● **Страница**

::::::

В настоящее время ительменов насчитывается не более полутора тысяч человек. Точное число неизвестно, народность ассимилирована, многие записаны как русские или просто как камчадалы. Особенно сильно эта тенденция отразилась в переписи 1920-х годов. Во времена Стеллера на Камчатке проживало приблизительно 20-25 тысяч человек, точно опять-таки неизвестно.
В более или менее "чистом виде" ительмены сохранились теперь только здесь, в селе Ковран, хотя и мы в общем-то тоже ассимилированы. В конце 1950-х годов сюда переселили многих из Сопочного, где я родился, Морошечного - это села на юге, частично из Белоголового, из Верхнего Хайрюзово, Верхнего Коврана, из Утхолока. Но речка здесь небольшая, зря переселили... Отсюда и запреты всякие, чтобы не перевелась рыба. Раньше-то по камчатским речкам жило человек по сто, компактно, аккуратненько, и всем всего хватало.
- Речка - основная кормилица?
- Да! И наша благодарность морю, откуда заходит в нее рыба. Вот на празднике "Алхалалалай" мы очень много внимания этому уделяем. Речка для нас - все! Это - рыба, а рыба - главный продукт у ительменов. Мы и соленую рыбу делаем, и балык коптим, и варим, и сушим...
- Откуда пошли ительмены?
- До сих пор ученые всего мира не могут этого сказать. Очень много гипотез, но точно не знаем, где наши родственники, откуда мы родом. Но вот что интересно, в древности ительмены носили платья из листьев. Это говорит от том, что они все-таки откуда-то с южных островов, возможно, из Полинезии... Хотя, может быть, и из Маньчжурии, с Таймыра, Байкала, но это все гипотезы.
Недавно мы побывали в Канаде. Там прошло братание с индейцами. Так вот мы нашли великое сходство с ними. Великое! Интересно, что и Стеллер, и Крашенинников триста лет назад тоже описывали сходство ительменов с американскими индейцами. Это все, конечно, не доказательство - одного внешнего сходства мало, но мы очень полюбили друг друга.

::::::

● **Раздел данных**
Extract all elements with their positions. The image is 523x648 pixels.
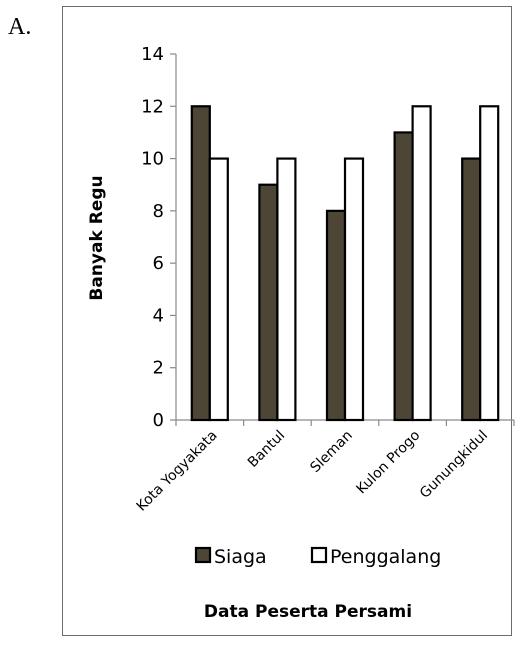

::::::

● **Описание задания**
Перепишите отрывок из текста об ительменах, начиная со слов «- Откуда пошли» и заканчивая словами «это все гипотезы.», и замените в нем «ученые всего мира» на «исследователи всего мира».

● **Ожидаемый ответ**
- Откуда пошли ительмены?
- До сих пор исследователи всего мира не могут этого сказать. Очень много гипотез, но точно не знаем, где наши родственники, откуда мы родом. Но вот что интересно, в древности ительмены носили платья из листьев. Это говорит от том, что они все-таки откуда-то с южных островов, возможно, из Полинезии... Хотя, может быть, и из Маньчжурии, с Таймыра, Байкала, но это все гипотезы.